Entries taken from a collection
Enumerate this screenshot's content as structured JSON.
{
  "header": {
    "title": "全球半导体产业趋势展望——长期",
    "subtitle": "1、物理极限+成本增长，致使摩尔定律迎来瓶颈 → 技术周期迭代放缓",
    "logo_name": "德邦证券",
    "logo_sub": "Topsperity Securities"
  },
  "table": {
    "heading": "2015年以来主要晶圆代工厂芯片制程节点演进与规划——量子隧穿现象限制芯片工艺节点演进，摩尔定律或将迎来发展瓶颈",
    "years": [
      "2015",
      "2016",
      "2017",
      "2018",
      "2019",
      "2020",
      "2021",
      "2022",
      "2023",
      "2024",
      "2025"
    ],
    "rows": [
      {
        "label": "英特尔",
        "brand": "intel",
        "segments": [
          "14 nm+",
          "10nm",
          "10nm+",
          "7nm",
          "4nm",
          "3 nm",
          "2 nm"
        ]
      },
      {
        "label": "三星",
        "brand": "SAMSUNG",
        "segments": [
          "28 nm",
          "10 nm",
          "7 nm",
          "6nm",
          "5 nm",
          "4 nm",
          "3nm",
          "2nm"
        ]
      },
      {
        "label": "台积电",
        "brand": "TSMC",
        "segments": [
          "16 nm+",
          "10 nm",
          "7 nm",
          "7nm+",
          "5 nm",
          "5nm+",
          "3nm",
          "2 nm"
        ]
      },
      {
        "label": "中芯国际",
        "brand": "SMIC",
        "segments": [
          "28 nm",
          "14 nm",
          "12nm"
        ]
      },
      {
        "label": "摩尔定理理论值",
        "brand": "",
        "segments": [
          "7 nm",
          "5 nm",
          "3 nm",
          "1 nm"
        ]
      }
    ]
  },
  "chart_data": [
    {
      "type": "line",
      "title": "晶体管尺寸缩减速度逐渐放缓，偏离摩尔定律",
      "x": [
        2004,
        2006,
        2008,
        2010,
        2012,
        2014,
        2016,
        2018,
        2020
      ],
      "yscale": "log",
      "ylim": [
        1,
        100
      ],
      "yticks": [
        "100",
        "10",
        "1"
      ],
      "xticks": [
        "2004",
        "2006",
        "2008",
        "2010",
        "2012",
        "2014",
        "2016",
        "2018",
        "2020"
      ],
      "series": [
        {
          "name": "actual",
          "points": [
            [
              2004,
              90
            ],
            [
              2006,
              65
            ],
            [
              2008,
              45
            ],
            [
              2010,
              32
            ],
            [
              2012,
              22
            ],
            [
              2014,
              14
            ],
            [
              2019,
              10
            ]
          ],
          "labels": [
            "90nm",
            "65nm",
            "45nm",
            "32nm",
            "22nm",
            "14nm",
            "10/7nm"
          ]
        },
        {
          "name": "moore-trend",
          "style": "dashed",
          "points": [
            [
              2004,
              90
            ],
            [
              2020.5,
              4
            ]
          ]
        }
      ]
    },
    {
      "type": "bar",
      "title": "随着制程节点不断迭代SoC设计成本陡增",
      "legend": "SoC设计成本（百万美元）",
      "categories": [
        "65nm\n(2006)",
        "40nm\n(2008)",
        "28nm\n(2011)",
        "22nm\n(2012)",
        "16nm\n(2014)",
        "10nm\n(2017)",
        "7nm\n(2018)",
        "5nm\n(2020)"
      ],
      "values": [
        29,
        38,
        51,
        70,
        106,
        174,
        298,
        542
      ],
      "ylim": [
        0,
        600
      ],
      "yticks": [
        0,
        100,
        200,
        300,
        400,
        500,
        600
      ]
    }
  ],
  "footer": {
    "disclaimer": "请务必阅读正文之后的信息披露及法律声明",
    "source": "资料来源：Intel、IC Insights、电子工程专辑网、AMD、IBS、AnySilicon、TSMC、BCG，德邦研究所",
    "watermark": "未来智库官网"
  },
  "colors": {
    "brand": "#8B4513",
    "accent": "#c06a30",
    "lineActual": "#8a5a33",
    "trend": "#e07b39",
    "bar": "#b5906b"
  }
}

• [Aim of the exercise]: Return all of the entries exactly as they were supplied.

• [Solution below]:
Enumerate this screenshot's content as structured JSON.
{
  "header": {
    "title": "全球半导体产业趋势展望——长期",
    "subtitle": "1、物理极限+成本增长，致使摩尔定律迎来瓶颈 → 技术周期迭代放缓",
    "logo_name": "德邦证券",
    "logo_sub": "Topsperity Securities"
  },
  "table": {
    "heading": "2015年以来主要晶圆代工厂芯片制程节点演进与规划——量子隧穿现象限制芯片工艺节点演进，摩尔定律或将迎来发展瓶颈",
    "years": [
      "2015",
      "2016",
      "2017",
      "2018",
      "2019",
      "2020",
      "2021",
      "2022",
      "2023",
      "2024",
      "2025"
    ],
    "rows": [
      {
        "label": "英特尔",
        "brand": "intel",
        "segments": [
          "14 nm+",
          "10nm",
          "10nm+",
          "7nm",
          "4nm",
          "3 nm",
          "2 nm"
        ]
      },
      {
        "label": "三星",
        "brand": "SAMSUNG",
        "segments": [
          "28 nm",
          "10 nm",
          "7 nm",
          "6nm",
          "5 nm",
          "4 nm",
          "3nm",
          "2nm"
        ]
      },
      {
        "label": "台积电",
        "brand": "TSMC",
        "segments": [
          "16 nm+",
          "10 nm",
          "7 nm",
          "7nm+",
          "5 nm",
          "5nm+",
          "3nm",
          "2 nm"
        ]
      },
      {
        "label": "中芯国际",
        "brand": "SMIC",
        "segments": [
          "28 nm",
          "14 nm",
          "12nm"
        ]
      },
      {
        "label": "摩尔定理理论值",
        "brand": "",
        "segments": [
          "7 nm",
          "5 nm",
          "3 nm",
          "1 nm"
        ]
      }
    ]
  },
  "chart_data": [
    {
      "type": "line",
      "title": "晶体管尺寸缩减速度逐渐放缓，偏离摩尔定律",
      "x": [
        2004,
        2006,
        2008,
        2010,
        2012,
        2014,
        2016,
        2018,
        2020
      ],
      "yscale": "log",
      "ylim": [
        1,
        100
      ],
      "yticks": [
        "100",
        "10",
        "1"
      ],
      "xticks": [
        "2004",
        "2006",
        "2008",
        "2010",
        "2012",
        "2014",
        "2016",
        "2018",
        "2020"
      ],
      "series": [
        {
          "name": "actual",
          "points": [
            [
              2004,
              90
            ],
            [
              2006,
              65
            ],
            [
              2008,
              45
            ],
            [
              2010,
              32
            ],
            [
              2012,
              22
            ],
            [
              2014,
              14
            ],
            [
              2019,
              10
            ]
          ],
          "labels": [
            "90nm",
            "65nm",
            "45nm",
            "32nm",
            "22nm",
            "14nm",
            "10/7nm"
          ]
        },
        {
          "name": "moore-trend",
          "style": "dashed",
          "points": [
            [
              2004,
              90
            ],
            [
              2020.5,
              4
            ]
          ]
        }
      ]
    },
    {
      "type": "bar",
      "title": "随着制程节点不断迭代SoC设计成本陡增",
      "legend": "SoC设计成本（百万美元）",
      "categories": [
        "65nm\n(2006)",
        "40nm\n(2008)",
        "28nm\n(2011)",
        "22nm\n(2012)",
        "16nm\n(2014)",
        "10nm\n(2017)",
        "7nm\n(2018)",
        "5nm\n(2020)"
      ],
      "values": [
        29,
        38,
        51,
        70,
        106,
        174,
        298,
        542
      ],
      "ylim": [
        0,
        600
      ],
      "yticks": [
        0,
        100,
        200,
        300,
        400,
        500,
        600
      ]
    }
  ],
  "footer": {
    "disclaimer": "请务必阅读正文之后的信息披露及法律声明",
    "source": "资料来源：Intel、IC Insights、电子工程专辑网、AMD、IBS、AnySilicon、TSMC、BCG，德邦研究所",
    "watermark": "未来智库官网"
  },
  "colors": {
    "brand": "#8B4513",
    "accent": "#c06a30",
    "lineActual": "#8a5a33",
    "trend": "#e07b39",
    "bar": "#b5906b"
  }
}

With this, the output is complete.